_Challenge:_
Each record must be reproduced exactly as it is shown.

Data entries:
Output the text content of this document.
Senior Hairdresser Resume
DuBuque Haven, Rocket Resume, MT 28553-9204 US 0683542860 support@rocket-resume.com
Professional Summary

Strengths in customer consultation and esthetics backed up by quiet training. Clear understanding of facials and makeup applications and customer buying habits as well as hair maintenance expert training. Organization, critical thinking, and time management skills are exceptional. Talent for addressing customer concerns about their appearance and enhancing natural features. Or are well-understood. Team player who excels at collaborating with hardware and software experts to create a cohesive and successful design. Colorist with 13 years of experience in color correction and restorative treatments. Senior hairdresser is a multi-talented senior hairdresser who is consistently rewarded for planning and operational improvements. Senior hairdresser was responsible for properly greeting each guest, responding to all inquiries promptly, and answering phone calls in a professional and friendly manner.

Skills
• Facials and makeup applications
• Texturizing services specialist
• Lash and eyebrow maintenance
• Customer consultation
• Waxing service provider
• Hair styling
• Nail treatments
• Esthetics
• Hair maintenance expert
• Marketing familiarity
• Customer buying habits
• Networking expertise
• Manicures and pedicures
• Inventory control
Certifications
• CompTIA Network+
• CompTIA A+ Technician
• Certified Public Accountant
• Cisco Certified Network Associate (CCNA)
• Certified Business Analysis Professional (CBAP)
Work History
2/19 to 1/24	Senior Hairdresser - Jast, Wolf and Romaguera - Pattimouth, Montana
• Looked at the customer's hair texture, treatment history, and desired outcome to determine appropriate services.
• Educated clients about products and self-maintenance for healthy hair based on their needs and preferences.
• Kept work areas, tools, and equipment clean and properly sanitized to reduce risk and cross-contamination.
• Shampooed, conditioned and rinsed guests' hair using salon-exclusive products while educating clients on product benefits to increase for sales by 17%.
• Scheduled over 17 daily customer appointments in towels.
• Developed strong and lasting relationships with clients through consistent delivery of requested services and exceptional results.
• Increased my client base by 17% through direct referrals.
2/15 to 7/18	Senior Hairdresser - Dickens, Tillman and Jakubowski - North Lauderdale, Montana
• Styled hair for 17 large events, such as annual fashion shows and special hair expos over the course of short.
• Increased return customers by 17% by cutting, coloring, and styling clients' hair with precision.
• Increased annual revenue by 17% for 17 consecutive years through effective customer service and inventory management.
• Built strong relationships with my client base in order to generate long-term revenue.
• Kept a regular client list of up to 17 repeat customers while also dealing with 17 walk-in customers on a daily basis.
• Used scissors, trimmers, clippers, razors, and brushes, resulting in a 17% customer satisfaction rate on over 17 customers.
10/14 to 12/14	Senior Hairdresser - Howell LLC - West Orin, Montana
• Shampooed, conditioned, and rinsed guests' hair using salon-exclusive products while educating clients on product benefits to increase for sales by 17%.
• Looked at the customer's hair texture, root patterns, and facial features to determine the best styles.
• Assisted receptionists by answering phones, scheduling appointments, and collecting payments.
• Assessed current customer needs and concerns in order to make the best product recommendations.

_Exercise answer:_
Output the text content of this document.
Senior Hairdresser Resume
DuBuque Haven, Rocket Resume, MT 28553-9204 US 0683542860 support@rocket-resume.com
Professional Summary

Strengths in customer consultation and esthetics backed up by quiet training. Clear understanding of facials and makeup applications and customer buying habits as well as hair maintenance expert training. Organization, critical thinking, and time management skills are exceptional. Talent for addressing customer concerns about their appearance and enhancing natural features. Or are well-understood. Team player who excels at collaborating with hardware and software experts to create a cohesive and successful design. Colorist with 13 years of experience in color correction and restorative treatments. Senior hairdresser is a multi-talented senior hairdresser who is consistently rewarded for planning and operational improvements. Senior hairdresser was responsible for properly greeting each guest, responding to all inquiries promptly, and answering phone calls in a professional and friendly manner.

Skills
• Facials and makeup applications
• Texturizing services specialist
• Lash and eyebrow maintenance
• Customer consultation
• Waxing service provider
• Hair styling
• Nail treatments
• Esthetics
• Hair maintenance expert
• Marketing familiarity
• Customer buying habits
• Networking expertise
• Manicures and pedicures
• Inventory control
Certifications
• CompTIA Network+
• CompTIA A+ Technician
• Certified Public Accountant
• Cisco Certified Network Associate (CCNA)
• Certified Business Analysis Professional (CBAP)
Work History
2/19 to 1/24	Senior Hairdresser - Jast, Wolf and Romaguera - Pattimouth, Montana
• Looked at the customer's hair texture, treatment history, and desired outcome to determine appropriate services.
• Educated clients about products and self-maintenance for healthy hair based on their needs and preferences.
• Kept work areas, tools, and equipment clean and properly sanitized to reduce risk and cross-contamination.
• Shampooed, conditioned and rinsed guests' hair using salon-exclusive products while educating clients on product benefits to increase for sales by 17%.
• Scheduled over 17 daily customer appointments in towels.
• Developed strong and lasting relationships with clients through consistent delivery of requested services and exceptional results.
• Increased my client base by 17% through direct referrals.
2/15 to 7/18	Senior Hairdresser - Dickens, Tillman and Jakubowski - North Lauderdale, Montana
• Styled hair for 17 large events, such as annual fashion shows and special hair expos over the course of short.
• Increased return customers by 17% by cutting, coloring, and styling clients' hair with precision.
• Increased annual revenue by 17% for 17 consecutive years through effective customer service and inventory management.
• Built strong relationships with my client base in order to generate long-term revenue.
• Kept a regular client list of up to 17 repeat customers while also dealing with 17 walk-in customers on a daily basis.
• Used scissors, trimmers, clippers, razors, and brushes, resulting in a 17% customer satisfaction rate on over 17 customers.
10/14 to 12/14	Senior Hairdresser - Howell LLC - West Orin, Montana
• Shampooed, conditioned, and rinsed guests' hair using salon-exclusive products while educating clients on product benefits to increase for sales by 17%.
• Looked at the customer's hair texture, root patterns, and facial features to determine the best styles.
• Assisted receptionists by answering phones, scheduling appointments, and collecting payments.
• Assessed current customer needs and concerns in order to make the best product recommendations.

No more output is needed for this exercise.